- **Problem**: Edit the records below, changing every "github-link" to "repo-link" and keeping everything else the same.

● ● ● ● ● ● ●

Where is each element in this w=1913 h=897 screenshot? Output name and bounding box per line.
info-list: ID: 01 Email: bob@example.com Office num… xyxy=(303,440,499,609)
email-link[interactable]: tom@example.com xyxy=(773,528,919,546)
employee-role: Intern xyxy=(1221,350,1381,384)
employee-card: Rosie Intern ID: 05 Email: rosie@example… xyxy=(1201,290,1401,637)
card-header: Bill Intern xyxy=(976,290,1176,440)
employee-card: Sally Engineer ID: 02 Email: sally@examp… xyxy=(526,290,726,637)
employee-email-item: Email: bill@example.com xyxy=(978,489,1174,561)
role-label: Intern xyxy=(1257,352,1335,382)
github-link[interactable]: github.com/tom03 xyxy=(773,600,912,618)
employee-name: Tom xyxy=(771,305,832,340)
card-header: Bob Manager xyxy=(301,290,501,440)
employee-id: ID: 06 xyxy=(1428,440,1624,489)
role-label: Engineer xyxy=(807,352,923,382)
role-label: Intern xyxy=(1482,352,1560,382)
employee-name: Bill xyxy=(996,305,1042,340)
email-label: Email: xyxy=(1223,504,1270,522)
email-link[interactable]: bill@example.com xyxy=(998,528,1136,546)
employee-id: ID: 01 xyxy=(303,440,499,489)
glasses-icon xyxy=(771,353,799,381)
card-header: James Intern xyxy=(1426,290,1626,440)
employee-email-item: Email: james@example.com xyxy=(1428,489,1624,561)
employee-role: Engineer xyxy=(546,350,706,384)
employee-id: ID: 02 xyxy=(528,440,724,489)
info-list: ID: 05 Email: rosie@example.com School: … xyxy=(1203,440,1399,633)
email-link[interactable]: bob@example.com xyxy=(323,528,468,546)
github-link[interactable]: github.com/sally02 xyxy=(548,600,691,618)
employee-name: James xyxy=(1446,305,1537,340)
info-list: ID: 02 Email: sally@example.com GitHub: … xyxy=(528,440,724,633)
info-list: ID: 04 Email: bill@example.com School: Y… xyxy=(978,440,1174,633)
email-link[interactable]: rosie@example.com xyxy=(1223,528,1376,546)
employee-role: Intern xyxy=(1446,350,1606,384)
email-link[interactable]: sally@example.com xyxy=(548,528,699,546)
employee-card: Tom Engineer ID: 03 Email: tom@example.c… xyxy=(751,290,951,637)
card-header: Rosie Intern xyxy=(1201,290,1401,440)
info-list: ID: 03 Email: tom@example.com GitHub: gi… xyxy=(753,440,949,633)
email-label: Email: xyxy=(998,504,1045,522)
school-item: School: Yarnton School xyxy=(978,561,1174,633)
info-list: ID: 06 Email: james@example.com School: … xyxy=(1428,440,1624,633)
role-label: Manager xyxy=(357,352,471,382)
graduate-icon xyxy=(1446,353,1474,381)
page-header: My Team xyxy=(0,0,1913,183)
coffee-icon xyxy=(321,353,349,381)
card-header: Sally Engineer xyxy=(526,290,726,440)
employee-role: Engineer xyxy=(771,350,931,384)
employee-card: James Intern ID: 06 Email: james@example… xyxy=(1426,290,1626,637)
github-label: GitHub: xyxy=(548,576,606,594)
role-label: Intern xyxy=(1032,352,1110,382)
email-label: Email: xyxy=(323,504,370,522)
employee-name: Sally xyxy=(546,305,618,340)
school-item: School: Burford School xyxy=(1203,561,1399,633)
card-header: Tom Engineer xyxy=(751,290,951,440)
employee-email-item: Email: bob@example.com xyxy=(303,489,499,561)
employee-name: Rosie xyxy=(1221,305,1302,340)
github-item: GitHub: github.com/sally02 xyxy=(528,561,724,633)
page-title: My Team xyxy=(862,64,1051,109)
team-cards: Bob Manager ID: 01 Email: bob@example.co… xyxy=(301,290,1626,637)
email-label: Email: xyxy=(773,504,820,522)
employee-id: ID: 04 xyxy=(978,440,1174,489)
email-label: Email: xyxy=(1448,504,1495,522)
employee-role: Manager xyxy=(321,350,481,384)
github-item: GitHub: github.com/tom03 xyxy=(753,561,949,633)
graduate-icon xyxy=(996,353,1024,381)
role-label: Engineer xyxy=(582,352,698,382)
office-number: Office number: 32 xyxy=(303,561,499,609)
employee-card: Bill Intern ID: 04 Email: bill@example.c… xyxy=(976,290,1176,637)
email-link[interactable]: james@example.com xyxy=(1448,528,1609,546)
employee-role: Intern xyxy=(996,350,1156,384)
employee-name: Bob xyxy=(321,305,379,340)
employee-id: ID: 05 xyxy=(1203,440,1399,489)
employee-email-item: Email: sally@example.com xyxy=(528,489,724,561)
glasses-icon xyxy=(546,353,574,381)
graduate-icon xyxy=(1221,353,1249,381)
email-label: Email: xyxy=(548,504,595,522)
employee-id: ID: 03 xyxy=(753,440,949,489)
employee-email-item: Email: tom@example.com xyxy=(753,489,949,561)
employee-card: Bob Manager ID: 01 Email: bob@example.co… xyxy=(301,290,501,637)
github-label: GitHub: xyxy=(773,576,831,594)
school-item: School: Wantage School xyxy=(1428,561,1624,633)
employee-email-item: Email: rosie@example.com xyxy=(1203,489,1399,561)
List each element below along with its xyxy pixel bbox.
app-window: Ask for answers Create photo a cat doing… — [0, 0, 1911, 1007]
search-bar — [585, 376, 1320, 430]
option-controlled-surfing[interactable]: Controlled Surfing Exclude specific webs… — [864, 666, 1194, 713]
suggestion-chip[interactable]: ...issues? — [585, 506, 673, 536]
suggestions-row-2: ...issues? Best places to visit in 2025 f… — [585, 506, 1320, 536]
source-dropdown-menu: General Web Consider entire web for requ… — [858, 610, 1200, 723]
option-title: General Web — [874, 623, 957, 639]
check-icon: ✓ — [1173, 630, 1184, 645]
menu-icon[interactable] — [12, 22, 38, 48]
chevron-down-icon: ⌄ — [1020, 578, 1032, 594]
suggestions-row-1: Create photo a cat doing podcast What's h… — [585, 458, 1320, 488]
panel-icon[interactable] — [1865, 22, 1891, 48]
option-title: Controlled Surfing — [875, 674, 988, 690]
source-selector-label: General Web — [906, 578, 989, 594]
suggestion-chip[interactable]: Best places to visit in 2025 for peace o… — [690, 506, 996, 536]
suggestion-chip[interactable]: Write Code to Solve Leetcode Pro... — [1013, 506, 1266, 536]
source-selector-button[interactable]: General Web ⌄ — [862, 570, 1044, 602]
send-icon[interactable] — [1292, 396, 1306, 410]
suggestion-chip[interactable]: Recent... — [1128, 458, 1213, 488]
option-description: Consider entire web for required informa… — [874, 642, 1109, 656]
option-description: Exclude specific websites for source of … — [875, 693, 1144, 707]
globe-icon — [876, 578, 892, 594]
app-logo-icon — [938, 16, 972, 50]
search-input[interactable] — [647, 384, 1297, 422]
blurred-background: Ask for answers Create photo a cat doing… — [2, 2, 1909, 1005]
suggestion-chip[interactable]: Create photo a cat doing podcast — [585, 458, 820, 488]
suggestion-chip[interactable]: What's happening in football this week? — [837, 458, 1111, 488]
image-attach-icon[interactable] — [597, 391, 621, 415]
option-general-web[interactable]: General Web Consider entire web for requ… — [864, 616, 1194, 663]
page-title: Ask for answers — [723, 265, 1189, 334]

● ● ● ● ● ● ●

- **Solution to the problem**:
Where is each element in this w=1913 h=897 screenshot? Output name and bounding box per line.
info-list: ID: 01 Email: bob@example.com Office num… xyxy=(303,440,499,609)
email-link[interactable]: tom@example.com xyxy=(773,528,919,546)
employee-role: Intern xyxy=(1221,350,1381,384)
employee-card: Rosie Intern ID: 05 Email: rosie@example… xyxy=(1201,290,1401,637)
card-header: Bill Intern xyxy=(976,290,1176,440)
employee-card: Sally Engineer ID: 02 Email: sally@examp… xyxy=(526,290,726,637)
employee-email-item: Email: bill@example.com xyxy=(978,489,1174,561)
role-label: Intern xyxy=(1257,352,1335,382)
repo-link[interactable]: github.com/tom03 xyxy=(773,600,912,618)
employee-name: Tom xyxy=(771,305,832,340)
card-header: Bob Manager xyxy=(301,290,501,440)
employee-id: ID: 06 xyxy=(1428,440,1624,489)
role-label: Engineer xyxy=(807,352,923,382)
role-label: Intern xyxy=(1482,352,1560,382)
employee-name: Bill xyxy=(996,305,1042,340)
email-label: Email: xyxy=(1223,504,1270,522)
email-link[interactable]: bill@example.com xyxy=(998,528,1136,546)
employee-id: ID: 01 xyxy=(303,440,499,489)
glasses-icon xyxy=(771,353,799,381)
card-header: James Intern xyxy=(1426,290,1626,440)
employee-email-item: Email: james@example.com xyxy=(1428,489,1624,561)
employee-role: Engineer xyxy=(546,350,706,384)
employee-id: ID: 02 xyxy=(528,440,724,489)
info-list: ID: 05 Email: rosie@example.com School: … xyxy=(1203,440,1399,633)
email-link[interactable]: bob@example.com xyxy=(323,528,468,546)
repo-link[interactable]: github.com/sally02 xyxy=(548,600,691,618)
employee-name: James xyxy=(1446,305,1537,340)
info-list: ID: 02 Email: sally@example.com GitHub: … xyxy=(528,440,724,633)
info-list: ID: 04 Email: bill@example.com School: Y… xyxy=(978,440,1174,633)
email-link[interactable]: rosie@example.com xyxy=(1223,528,1376,546)
employee-role: Intern xyxy=(1446,350,1606,384)
email-link[interactable]: sally@example.com xyxy=(548,528,699,546)
employee-card: Tom Engineer ID: 03 Email: tom@example.c… xyxy=(751,290,951,637)
card-header: Rosie Intern xyxy=(1201,290,1401,440)
info-list: ID: 03 Email: tom@example.com GitHub: gi… xyxy=(753,440,949,633)
email-label: Email: xyxy=(998,504,1045,522)
school-item: School: Yarnton School xyxy=(978,561,1174,633)
info-list: ID: 06 Email: james@example.com School: … xyxy=(1428,440,1624,633)
role-label: Manager xyxy=(357,352,471,382)
graduate-icon xyxy=(1446,353,1474,381)
page-header: My Team xyxy=(0,0,1913,183)
coffee-icon xyxy=(321,353,349,381)
card-header: Sally Engineer xyxy=(526,290,726,440)
employee-role: Engineer xyxy=(771,350,931,384)
employee-card: James Intern ID: 06 Email: james@example… xyxy=(1426,290,1626,637)
github-label: GitHub: xyxy=(548,576,606,594)
role-label: Intern xyxy=(1032,352,1110,382)
email-label: Email: xyxy=(323,504,370,522)
employee-name: Sally xyxy=(546,305,618,340)
school-item: School: Burford School xyxy=(1203,561,1399,633)
card-header: Tom Engineer xyxy=(751,290,951,440)
employee-email-item: Email: bob@example.com xyxy=(303,489,499,561)
employee-name: Rosie xyxy=(1221,305,1302,340)
github-item: GitHub: github.com/sally02 xyxy=(528,561,724,633)
page-title: My Team xyxy=(862,64,1051,109)
team-cards: Bob Manager ID: 01 Email: bob@example.co… xyxy=(301,290,1626,637)
email-label: Email: xyxy=(773,504,820,522)
employee-id: ID: 04 xyxy=(978,440,1174,489)
email-label: Email: xyxy=(1448,504,1495,522)
employee-role: Manager xyxy=(321,350,481,384)
github-item: GitHub: github.com/tom03 xyxy=(753,561,949,633)
graduate-icon xyxy=(996,353,1024,381)
role-label: Engineer xyxy=(582,352,698,382)
office-number: Office number: 32 xyxy=(303,561,499,609)
employee-card: Bill Intern ID: 04 Email: bill@example.c… xyxy=(976,290,1176,637)
email-link[interactable]: james@example.com xyxy=(1448,528,1609,546)
employee-role: Intern xyxy=(996,350,1156,384)
employee-name: Bob xyxy=(321,305,379,340)
employee-id: ID: 05 xyxy=(1203,440,1399,489)
employee-email-item: Email: sally@example.com xyxy=(528,489,724,561)
glasses-icon xyxy=(546,353,574,381)
graduate-icon xyxy=(1221,353,1249,381)
email-label: Email: xyxy=(548,504,595,522)
employee-id: ID: 03 xyxy=(753,440,949,489)
employee-email-item: Email: tom@example.com xyxy=(753,489,949,561)
employee-card: Bob Manager ID: 01 Email: bob@example.co… xyxy=(301,290,501,637)
github-label: GitHub: xyxy=(773,576,831,594)
school-item: School: Wantage School xyxy=(1428,561,1624,633)
employee-email-item: Email: rosie@example.com xyxy=(1203,489,1399,561)
List each element below along with its xyxy pixel bbox.
app-window: Ask for answers Create photo a cat doing… — [0, 0, 1911, 1007]
search-bar — [585, 376, 1320, 430]
option-controlled-surfing[interactable]: Controlled Surfing Exclude specific webs… — [864, 666, 1194, 713]
suggestion-chip[interactable]: ...issues? — [585, 506, 673, 536]
suggestions-row-2: ...issues? Best places to visit in 2025 f… — [585, 506, 1320, 536]
source-dropdown-menu: General Web Consider entire web for requ… — [858, 610, 1200, 723]
option-title: General Web — [874, 623, 957, 639]
check-icon: ✓ — [1173, 630, 1184, 645]
menu-icon[interactable] — [12, 22, 38, 48]
chevron-down-icon: ⌄ — [1020, 578, 1032, 594]
suggestions-row-1: Create photo a cat doing podcast What's h… — [585, 458, 1320, 488]
panel-icon[interactable] — [1865, 22, 1891, 48]
option-title: Controlled Surfing — [875, 674, 988, 690]
source-selector-label: General Web — [906, 578, 989, 594]
suggestion-chip[interactable]: Best places to visit in 2025 for peace o… — [690, 506, 996, 536]
suggestion-chip[interactable]: Write Code to Solve Leetcode Pro... — [1013, 506, 1266, 536]
source-selector-button[interactable]: General Web ⌄ — [862, 570, 1044, 602]
send-icon[interactable] — [1292, 396, 1306, 410]
suggestion-chip[interactable]: Recent... — [1128, 458, 1213, 488]
option-description: Consider entire web for required informa… — [874, 642, 1109, 656]
option-description: Exclude specific websites for source of … — [875, 693, 1144, 707]
globe-icon — [876, 578, 892, 594]
app-logo-icon — [938, 16, 972, 50]
search-input[interactable] — [647, 384, 1297, 422]
blurred-background: Ask for answers Create photo a cat doing… — [2, 2, 1909, 1005]
suggestion-chip[interactable]: Create photo a cat doing podcast — [585, 458, 820, 488]
suggestion-chip[interactable]: What's happening in football this week? — [837, 458, 1111, 488]
image-attach-icon[interactable] — [597, 391, 621, 415]
option-general-web[interactable]: General Web Consider entire web for requ… — [864, 616, 1194, 663]
page-title: Ask for answers — [723, 265, 1189, 334]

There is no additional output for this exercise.